[Figure dataset records]
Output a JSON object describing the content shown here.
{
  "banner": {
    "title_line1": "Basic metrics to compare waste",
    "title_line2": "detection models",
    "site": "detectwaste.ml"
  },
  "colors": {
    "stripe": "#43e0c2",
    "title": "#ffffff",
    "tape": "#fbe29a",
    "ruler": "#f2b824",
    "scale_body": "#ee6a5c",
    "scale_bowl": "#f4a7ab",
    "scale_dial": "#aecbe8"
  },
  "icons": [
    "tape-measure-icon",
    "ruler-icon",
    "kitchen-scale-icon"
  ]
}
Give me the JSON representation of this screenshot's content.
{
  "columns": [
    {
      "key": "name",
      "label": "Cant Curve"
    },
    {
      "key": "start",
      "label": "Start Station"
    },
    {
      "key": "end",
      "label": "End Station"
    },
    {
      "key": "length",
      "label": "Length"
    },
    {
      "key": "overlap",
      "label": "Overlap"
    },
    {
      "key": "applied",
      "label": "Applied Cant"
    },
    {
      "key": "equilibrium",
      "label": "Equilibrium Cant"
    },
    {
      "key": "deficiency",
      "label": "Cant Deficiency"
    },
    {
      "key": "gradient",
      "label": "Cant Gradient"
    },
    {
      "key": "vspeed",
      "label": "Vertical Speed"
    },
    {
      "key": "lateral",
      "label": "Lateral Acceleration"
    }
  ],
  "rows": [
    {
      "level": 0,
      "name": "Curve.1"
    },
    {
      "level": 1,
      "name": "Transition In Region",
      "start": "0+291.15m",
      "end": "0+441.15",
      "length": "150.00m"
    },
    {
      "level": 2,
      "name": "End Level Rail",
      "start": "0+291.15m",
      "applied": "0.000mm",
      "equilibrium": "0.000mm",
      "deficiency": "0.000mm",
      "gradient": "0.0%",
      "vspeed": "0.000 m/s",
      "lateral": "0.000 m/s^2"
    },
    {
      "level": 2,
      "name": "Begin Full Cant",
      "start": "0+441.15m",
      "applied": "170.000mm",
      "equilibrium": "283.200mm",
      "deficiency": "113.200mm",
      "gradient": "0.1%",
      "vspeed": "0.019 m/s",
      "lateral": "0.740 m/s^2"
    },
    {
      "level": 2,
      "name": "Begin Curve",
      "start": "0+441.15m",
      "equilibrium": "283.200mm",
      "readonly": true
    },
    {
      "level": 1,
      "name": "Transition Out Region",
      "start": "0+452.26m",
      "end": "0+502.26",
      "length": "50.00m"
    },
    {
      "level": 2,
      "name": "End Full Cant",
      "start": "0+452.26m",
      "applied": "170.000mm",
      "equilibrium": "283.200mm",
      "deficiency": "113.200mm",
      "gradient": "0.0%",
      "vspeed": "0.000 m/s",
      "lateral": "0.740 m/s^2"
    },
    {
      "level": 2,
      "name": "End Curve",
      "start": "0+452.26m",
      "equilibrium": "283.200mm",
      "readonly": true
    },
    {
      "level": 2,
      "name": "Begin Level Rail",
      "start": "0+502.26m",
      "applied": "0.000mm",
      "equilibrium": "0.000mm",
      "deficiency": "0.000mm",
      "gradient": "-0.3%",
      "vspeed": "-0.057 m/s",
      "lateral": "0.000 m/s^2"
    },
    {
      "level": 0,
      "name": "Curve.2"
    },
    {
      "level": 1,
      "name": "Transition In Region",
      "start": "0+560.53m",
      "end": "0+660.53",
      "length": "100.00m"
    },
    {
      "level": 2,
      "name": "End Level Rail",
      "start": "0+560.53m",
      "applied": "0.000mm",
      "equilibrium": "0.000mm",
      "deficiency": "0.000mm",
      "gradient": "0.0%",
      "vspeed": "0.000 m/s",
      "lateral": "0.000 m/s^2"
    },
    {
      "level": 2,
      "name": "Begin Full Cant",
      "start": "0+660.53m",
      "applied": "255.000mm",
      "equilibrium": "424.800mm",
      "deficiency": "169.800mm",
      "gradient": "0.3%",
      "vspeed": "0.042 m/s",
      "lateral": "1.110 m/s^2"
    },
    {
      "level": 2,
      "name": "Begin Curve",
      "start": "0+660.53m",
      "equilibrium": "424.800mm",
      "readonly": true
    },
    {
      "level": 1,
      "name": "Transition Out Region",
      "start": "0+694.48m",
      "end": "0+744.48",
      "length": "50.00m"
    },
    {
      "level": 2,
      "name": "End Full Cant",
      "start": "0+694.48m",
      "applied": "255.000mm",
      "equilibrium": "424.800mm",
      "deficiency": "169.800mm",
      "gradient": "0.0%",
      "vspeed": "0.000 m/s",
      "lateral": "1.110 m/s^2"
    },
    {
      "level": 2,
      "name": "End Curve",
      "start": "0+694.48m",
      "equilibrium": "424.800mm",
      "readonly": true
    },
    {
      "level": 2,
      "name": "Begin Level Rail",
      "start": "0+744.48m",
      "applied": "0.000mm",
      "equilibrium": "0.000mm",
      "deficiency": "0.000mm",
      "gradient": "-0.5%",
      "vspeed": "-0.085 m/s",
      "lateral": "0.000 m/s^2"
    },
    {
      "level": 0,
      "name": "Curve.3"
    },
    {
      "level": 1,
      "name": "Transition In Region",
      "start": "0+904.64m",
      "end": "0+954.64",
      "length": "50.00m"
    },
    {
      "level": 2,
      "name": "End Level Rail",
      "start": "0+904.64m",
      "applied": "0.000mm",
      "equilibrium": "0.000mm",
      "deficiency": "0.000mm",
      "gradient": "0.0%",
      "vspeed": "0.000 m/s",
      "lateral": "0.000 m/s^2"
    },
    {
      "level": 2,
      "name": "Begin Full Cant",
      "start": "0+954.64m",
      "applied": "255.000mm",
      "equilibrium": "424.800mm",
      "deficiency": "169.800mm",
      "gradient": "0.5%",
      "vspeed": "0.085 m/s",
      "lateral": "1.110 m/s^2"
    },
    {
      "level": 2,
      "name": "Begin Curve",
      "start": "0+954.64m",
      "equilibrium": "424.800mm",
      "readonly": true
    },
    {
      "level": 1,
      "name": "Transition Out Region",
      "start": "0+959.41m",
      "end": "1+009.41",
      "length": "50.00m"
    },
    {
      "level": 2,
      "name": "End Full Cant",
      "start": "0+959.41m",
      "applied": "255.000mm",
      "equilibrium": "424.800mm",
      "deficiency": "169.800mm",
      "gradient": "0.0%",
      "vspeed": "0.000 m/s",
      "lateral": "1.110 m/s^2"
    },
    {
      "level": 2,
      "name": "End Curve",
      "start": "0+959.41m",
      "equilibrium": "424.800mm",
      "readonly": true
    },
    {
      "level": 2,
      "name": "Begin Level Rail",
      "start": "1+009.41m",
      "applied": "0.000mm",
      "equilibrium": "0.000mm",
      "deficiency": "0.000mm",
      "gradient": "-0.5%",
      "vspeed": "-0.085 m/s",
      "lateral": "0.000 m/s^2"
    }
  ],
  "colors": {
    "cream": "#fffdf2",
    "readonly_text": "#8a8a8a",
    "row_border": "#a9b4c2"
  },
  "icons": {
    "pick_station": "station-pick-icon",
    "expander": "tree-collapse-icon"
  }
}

## TASK BRIEF:
Check the data for the word "content" and pull out the lines that have it.

## EXERCISE RESULT:
Output a JSON object describing the content shown here.
Give me the JSON representation of this screenshot's content.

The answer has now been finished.